===== PAGE EXTRACT =====
We'll determine f(0).

To get f(0), we'll replace x by 0 in the expression of f(x):

f(0) = a*0^4 + b*0^2 +c

f(0) = c

But f(0) = 2 (from enunciation) => c = 2

Now, we'll calculate f'(x):

f'(x) = (ax^4 + bx^2 +c)'

f'(x) = 4ax^3 + 2bx

But f'(1) = 26

We'll calculate f'(1) substituting x by 1 in the expression of the first derivative:

f'(1) = 4a*1^3 + 2b*1

f'(1) = 4a + 2b

But f'(1) = 26 => 4a + 2b = 26

We'll divide by 2:

2a + b = 13

b = 13 - 2a (1)

We'll calculate the definite integral:

Int f(x) dx = Int (ax^4 + bx^2 +c)dx = F(1) - F(0)

Int (ax^4 + bx^2 +c)dx = aInt x^4dx + bInt x^2dx + cInt dx

Int (ax^4 + bx^2 +c)dx = a*x^5/5 + b*x^3/3 + cx

F(1) = a/5 + b/3 + c

F(0) = 0

But Int f(x)dx = 4 => a/5 + b/3 + c = 4

3a + 5b + 15c = 60

But c = 2=> 3a + 5b = 60 - 30

3a + 5b = 30 (2)

We'll substitute (1) in (2):

3a + 5(13 - 2a) = 30

3a + 65 - 10a = 30

-7a = -35

a = 5

b = 13 - 10

b = 3

The function f(x) is: f(x) = 5x^4 + 3x^2 + 2
=====
### REQUIRED WORK
Retype the worked solution for the coefficients of f(x) in full, with every line unchanged.
===== DATA FOR ANALYSIS =====
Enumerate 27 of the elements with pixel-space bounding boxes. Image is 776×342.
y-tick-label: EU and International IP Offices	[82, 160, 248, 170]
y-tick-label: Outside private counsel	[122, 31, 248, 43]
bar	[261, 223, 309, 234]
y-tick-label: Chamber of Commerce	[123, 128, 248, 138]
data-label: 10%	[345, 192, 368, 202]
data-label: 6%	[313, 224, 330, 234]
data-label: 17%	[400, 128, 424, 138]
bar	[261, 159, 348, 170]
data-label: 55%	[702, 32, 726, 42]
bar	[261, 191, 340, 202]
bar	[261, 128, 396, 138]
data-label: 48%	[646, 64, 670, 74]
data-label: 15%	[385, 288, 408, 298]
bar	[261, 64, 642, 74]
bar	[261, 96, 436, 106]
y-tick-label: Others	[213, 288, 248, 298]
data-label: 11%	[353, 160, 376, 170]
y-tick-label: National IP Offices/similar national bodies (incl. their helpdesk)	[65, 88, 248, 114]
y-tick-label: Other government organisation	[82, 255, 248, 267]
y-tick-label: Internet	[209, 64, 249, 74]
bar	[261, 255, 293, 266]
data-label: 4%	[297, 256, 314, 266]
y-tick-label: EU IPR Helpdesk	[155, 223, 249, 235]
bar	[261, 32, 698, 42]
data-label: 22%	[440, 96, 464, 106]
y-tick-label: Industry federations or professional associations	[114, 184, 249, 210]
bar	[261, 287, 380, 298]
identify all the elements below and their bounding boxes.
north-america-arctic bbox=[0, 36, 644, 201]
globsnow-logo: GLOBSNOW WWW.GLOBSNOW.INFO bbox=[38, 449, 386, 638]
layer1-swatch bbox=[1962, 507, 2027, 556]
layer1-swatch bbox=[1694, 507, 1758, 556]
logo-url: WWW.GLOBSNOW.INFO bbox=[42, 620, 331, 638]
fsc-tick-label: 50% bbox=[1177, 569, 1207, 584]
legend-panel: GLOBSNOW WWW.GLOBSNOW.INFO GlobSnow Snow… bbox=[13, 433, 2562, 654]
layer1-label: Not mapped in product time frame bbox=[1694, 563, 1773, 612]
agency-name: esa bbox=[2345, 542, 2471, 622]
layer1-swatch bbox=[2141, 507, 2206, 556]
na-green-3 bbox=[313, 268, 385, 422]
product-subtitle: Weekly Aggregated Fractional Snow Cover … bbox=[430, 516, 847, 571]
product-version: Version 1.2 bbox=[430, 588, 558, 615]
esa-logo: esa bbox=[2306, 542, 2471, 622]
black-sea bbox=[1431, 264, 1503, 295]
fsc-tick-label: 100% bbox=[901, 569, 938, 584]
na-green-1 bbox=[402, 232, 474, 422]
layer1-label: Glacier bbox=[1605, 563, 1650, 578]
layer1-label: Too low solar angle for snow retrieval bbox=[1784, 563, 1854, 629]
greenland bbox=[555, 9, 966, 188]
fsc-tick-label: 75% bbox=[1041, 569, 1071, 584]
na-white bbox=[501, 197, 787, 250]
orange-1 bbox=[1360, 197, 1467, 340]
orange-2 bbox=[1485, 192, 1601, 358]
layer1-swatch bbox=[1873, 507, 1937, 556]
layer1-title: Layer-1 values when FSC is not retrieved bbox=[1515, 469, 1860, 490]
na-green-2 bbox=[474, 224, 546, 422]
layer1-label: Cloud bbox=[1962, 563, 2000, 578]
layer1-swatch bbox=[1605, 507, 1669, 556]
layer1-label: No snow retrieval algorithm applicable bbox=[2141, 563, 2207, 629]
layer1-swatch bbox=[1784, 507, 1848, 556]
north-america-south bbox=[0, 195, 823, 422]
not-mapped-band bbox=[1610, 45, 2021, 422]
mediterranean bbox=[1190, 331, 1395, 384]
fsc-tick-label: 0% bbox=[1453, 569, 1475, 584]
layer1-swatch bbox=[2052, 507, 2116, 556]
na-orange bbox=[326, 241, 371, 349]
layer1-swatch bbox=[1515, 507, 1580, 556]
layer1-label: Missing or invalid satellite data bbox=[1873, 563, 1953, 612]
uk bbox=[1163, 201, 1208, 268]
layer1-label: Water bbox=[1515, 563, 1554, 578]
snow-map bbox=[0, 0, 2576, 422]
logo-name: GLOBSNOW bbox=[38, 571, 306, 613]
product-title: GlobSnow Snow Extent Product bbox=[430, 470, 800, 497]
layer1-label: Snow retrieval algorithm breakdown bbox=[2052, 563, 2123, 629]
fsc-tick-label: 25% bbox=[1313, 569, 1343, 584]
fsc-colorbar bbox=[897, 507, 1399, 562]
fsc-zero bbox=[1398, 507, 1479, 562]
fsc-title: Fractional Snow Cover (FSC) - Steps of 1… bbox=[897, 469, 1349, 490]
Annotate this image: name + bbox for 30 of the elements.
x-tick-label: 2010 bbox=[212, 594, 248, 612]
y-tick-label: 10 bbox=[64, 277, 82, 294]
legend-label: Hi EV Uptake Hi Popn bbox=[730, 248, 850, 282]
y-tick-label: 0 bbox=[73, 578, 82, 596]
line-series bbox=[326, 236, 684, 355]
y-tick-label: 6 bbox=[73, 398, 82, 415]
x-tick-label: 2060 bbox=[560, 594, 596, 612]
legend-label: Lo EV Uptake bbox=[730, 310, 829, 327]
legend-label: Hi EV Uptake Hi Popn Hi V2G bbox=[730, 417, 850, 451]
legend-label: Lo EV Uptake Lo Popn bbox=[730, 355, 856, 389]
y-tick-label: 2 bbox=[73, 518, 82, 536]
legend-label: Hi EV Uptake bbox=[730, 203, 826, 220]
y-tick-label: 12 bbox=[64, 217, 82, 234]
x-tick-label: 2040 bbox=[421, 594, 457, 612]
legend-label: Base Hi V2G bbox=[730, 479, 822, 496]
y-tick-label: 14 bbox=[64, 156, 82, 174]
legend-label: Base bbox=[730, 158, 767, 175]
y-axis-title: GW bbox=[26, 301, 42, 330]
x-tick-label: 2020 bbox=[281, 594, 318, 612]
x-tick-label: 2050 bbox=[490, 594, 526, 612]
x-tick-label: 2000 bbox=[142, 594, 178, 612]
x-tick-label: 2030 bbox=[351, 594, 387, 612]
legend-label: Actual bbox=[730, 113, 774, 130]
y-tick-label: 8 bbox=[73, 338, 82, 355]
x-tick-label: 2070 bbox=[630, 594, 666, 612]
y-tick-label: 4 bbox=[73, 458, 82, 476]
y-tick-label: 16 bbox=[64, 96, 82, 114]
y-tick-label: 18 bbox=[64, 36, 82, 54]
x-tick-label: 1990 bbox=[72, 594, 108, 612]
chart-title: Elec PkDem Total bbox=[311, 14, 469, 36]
=====
### FINISHED EXERCISE
We'll determine f(0).

To get f(0), we'll replace x by 0 in the expression of f(x):

f(0) = a*0^4 + b*0^2 +c

f(0) = c

But f(0) = 2 (from enunciation) => c = 2

Now, we'll calculate f'(x):

f'(x) = (ax^4 + bx^2 +c)'

f'(x) = 4ax^3 + 2bx

But f'(1) = 26

We'll calculate f'(1) substituting x by 1 in the expression of the first derivative:

f'(1) = 4a*1^3 + 2b*1

f'(1) = 4a + 2b

But f'(1) = 26 => 4a + 2b = 26

We'll divide by 2:

2a + b = 13

b = 13 - 2a (1)

We'll calculate the definite integral:

Int f(x) dx = Int (ax^4 + bx^2 +c)dx = F(1) - F(0)

Int (ax^4 + bx^2 +c)dx = aInt x^4dx + bInt x^2dx + cInt dx

Int (ax^4 + bx^2 +c)dx = a*x^5/5 + b*x^3/3 + cx

F(1) = a/5 + b/3 + c

F(0) = 0

But Int f(x)dx = 4 => a/5 + b/3 + c = 4

3a + 5b + 15c = 60

But c = 2=> 3a + 5b = 60 - 30

3a + 5b = 30 (2)

We'll substitute (1) in (2):

3a + 5(13 - 2a) = 30

3a + 65 - 10a = 30

-7a = -35

a = 5

b = 13 - 10

b = 3

The function f(x) is: f(x) = 5x^4 + 3x^2 + 2